▸ TASK MATERIAL:
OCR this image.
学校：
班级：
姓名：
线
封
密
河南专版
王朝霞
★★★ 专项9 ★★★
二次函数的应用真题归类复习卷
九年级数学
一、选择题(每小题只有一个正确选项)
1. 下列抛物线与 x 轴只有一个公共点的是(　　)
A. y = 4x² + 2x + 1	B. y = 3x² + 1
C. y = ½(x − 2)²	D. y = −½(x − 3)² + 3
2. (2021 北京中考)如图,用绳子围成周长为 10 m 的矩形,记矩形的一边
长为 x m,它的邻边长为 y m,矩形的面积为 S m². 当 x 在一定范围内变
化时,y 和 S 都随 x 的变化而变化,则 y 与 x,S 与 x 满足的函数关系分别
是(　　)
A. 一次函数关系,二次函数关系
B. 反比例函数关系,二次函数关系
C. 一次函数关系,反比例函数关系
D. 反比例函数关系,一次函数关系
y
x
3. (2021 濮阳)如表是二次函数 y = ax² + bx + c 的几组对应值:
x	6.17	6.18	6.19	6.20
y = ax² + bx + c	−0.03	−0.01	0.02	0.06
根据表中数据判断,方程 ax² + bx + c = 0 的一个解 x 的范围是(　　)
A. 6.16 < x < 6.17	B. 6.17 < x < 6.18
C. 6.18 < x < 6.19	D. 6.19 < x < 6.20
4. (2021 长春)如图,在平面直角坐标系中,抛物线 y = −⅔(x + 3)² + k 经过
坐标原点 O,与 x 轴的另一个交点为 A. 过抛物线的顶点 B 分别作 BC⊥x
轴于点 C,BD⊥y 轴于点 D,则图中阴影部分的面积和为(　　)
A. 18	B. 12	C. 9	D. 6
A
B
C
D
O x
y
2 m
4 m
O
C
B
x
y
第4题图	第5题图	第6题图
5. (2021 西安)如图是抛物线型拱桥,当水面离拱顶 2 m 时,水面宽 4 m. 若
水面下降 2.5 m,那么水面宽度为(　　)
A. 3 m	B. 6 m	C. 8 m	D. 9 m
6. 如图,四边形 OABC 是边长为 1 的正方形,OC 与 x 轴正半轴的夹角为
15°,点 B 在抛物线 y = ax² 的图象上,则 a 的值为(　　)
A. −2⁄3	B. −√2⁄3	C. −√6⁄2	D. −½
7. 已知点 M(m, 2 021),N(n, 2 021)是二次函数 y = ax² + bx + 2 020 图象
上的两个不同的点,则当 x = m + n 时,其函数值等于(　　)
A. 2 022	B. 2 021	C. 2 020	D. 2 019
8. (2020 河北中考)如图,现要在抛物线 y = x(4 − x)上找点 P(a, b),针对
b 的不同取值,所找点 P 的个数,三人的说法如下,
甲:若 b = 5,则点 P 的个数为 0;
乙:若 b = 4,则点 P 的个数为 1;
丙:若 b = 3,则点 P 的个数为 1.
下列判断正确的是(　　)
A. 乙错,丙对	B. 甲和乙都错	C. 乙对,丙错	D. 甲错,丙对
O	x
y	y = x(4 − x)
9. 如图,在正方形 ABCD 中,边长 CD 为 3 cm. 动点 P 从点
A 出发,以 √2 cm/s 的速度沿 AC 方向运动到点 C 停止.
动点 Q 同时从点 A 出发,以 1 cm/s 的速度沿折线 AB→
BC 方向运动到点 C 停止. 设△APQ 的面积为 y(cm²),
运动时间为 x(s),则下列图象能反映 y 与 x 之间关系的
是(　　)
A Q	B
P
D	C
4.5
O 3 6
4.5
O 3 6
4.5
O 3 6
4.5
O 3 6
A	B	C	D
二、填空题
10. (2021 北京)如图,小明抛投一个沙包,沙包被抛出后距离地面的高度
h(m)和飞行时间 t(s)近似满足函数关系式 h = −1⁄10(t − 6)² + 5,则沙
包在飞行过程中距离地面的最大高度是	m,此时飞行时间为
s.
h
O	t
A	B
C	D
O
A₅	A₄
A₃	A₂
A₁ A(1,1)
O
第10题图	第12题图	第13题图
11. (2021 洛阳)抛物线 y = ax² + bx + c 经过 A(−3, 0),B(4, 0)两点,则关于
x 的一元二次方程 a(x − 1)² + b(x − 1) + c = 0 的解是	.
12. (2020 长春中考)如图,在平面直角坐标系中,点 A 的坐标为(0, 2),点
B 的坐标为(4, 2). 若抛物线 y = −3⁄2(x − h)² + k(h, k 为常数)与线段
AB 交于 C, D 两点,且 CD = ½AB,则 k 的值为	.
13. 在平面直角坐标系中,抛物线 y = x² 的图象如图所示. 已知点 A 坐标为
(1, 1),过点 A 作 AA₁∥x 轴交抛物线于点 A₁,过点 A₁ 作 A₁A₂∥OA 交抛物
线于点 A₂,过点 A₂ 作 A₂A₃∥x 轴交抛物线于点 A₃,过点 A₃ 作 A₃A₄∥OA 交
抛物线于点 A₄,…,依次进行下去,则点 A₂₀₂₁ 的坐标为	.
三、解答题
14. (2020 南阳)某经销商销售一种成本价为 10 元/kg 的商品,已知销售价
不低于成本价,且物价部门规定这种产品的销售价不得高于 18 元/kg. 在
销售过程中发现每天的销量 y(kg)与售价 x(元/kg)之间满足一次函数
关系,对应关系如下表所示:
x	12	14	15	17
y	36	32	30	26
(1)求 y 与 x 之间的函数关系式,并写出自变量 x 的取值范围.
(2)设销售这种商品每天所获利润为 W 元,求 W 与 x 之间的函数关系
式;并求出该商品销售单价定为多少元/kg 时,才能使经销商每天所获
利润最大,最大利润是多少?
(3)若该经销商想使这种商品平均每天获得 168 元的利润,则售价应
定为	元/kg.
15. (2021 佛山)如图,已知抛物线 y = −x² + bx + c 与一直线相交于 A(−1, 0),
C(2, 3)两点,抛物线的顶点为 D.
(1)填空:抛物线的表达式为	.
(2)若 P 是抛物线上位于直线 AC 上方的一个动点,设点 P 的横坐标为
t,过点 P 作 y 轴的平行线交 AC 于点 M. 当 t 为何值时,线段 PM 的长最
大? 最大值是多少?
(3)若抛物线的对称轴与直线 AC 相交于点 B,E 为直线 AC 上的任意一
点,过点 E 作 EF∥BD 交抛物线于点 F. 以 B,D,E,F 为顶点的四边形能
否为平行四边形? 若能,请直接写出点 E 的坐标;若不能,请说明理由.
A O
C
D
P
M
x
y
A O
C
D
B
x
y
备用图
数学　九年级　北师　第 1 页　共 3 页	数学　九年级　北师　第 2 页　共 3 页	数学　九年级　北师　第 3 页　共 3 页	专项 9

▸ INSTRUCTIONS FOR THE TASK: Say how many lines above contain the string "的坐标为". Answer with the number only.

▸ TASK SOLUTION: 3